-------- Source material
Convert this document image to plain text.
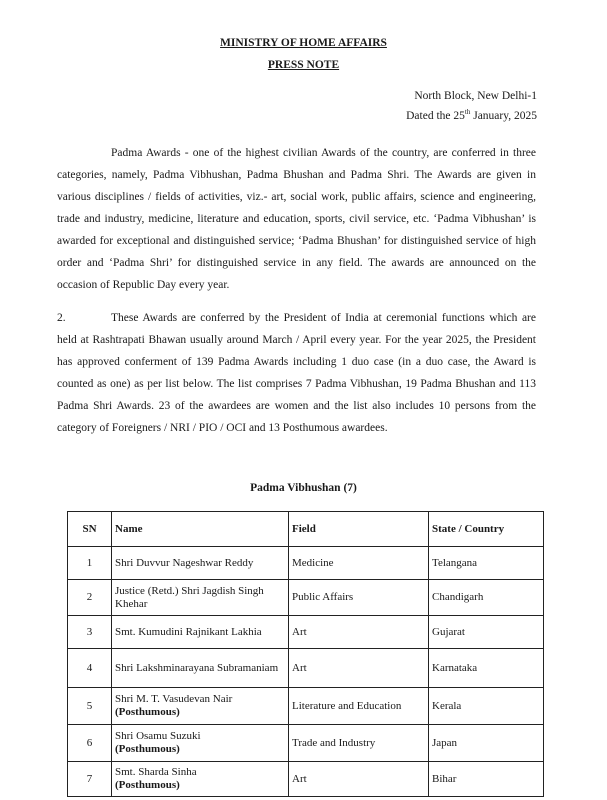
MINISTRY OF HOME AFFAIRS
PRESS NOTE
North Block, New Delhi-1
Dated the 25th January, 2025

Padma Awards - one of the highest civilian Awards of the country, are conferred in three categories, namely, Padma Vibhushan, Padma Bhushan and Padma Shri. The Awards are given in various disciplines / fields of activities, viz.- art, social work, public affairs, science and engineering, trade and industry, medicine, literature and education, sports, civil service, etc. ‘Padma Vibhushan’ is awarded for exceptional and distinguished service; ‘Padma Bhushan’ for distinguished service of high order and ‘Padma Shri’ for distinguished service in any field. The awards are announced on the occasion of Republic Day every year.

2.	These Awards are conferred by the President of India at ceremonial functions which are held at Rashtrapati Bhawan usually around March / April every year. For the year 2025, the President has approved conferment of 139 Padma Awards including 1 duo case (in a duo case, the Award is counted as one) as per list below. The list comprises 7 Padma Vibhushan, 19 Padma Bhushan and 113 Padma Shri Awards. 23 of the awardees are women and the list also includes 10 persons from the category of Foreigners / NRI / PIO / OCI and 13 Posthumous awardees.

Padma Vibhushan (7)
SN	Name	Field	State / Country
1	Shri Duvvur Nageshwar Reddy	Medicine	Telangana
2	Justice (Retd.) Shri Jagdish Singh Khehar	Public Affairs	Chandigarh
3	Smt. Kumudini Rajnikant Lakhia	Art	Gujarat
4	Shri Lakshminarayana Subramaniam	Art	Karnataka
5	Shri M. T. Vasudevan Nair
(Posthumous)	Literature and Education	Kerala
6	Shri Osamu Suzuki
(Posthumous)	Trade and Industry	Japan
7	Smt. Sharda Sinha
(Posthumous)	Art	Bihar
----------------
Retype each entry precisely. Skip images entirely.

Convert this document image to plain text.
MINISTRY OF HOME AFFAIRS
PRESS NOTE
North Block, New Delhi-1
Dated the 25th January, 2025

Padma Awards - one of the highest civilian Awards of the country, are conferred in three categories, namely, Padma Vibhushan, Padma Bhushan and Padma Shri. The Awards are given in various disciplines / fields of activities, viz.- art, social work, public affairs, science and engineering, trade and industry, medicine, literature and education, sports, civil service, etc. ‘Padma Vibhushan’ is awarded for exceptional and distinguished service; ‘Padma Bhushan’ for distinguished service of high order and ‘Padma Shri’ for distinguished service in any field. The awards are announced on the occasion of Republic Day every year.

2.	These Awards are conferred by the President of India at ceremonial functions which are held at Rashtrapati Bhawan usually around March / April every year. For the year 2025, the President has approved conferment of 139 Padma Awards including 1 duo case (in a duo case, the Award is counted as one) as per list below. The list comprises 7 Padma Vibhushan, 19 Padma Bhushan and 113 Padma Shri Awards. 23 of the awardees are women and the list also includes 10 persons from the category of Foreigners / NRI / PIO / OCI and 13 Posthumous awardees.

Padma Vibhushan (7)
SN	Name	Field	State / Country
1	Shri Duvvur Nageshwar Reddy	Medicine	Telangana
2	Justice (Retd.) Shri Jagdish Singh Khehar	Public Affairs	Chandigarh
3	Smt. Kumudini Rajnikant Lakhia	Art	Gujarat
4	Shri Lakshminarayana Subramaniam	Art	Karnataka
5	Shri M. T. Vasudevan Nair
(Posthumous)	Literature and Education	Kerala
6	Shri Osamu Suzuki
(Posthumous)	Trade and Industry	Japan
7	Smt. Sharda Sinha
(Posthumous)	Art	Bihar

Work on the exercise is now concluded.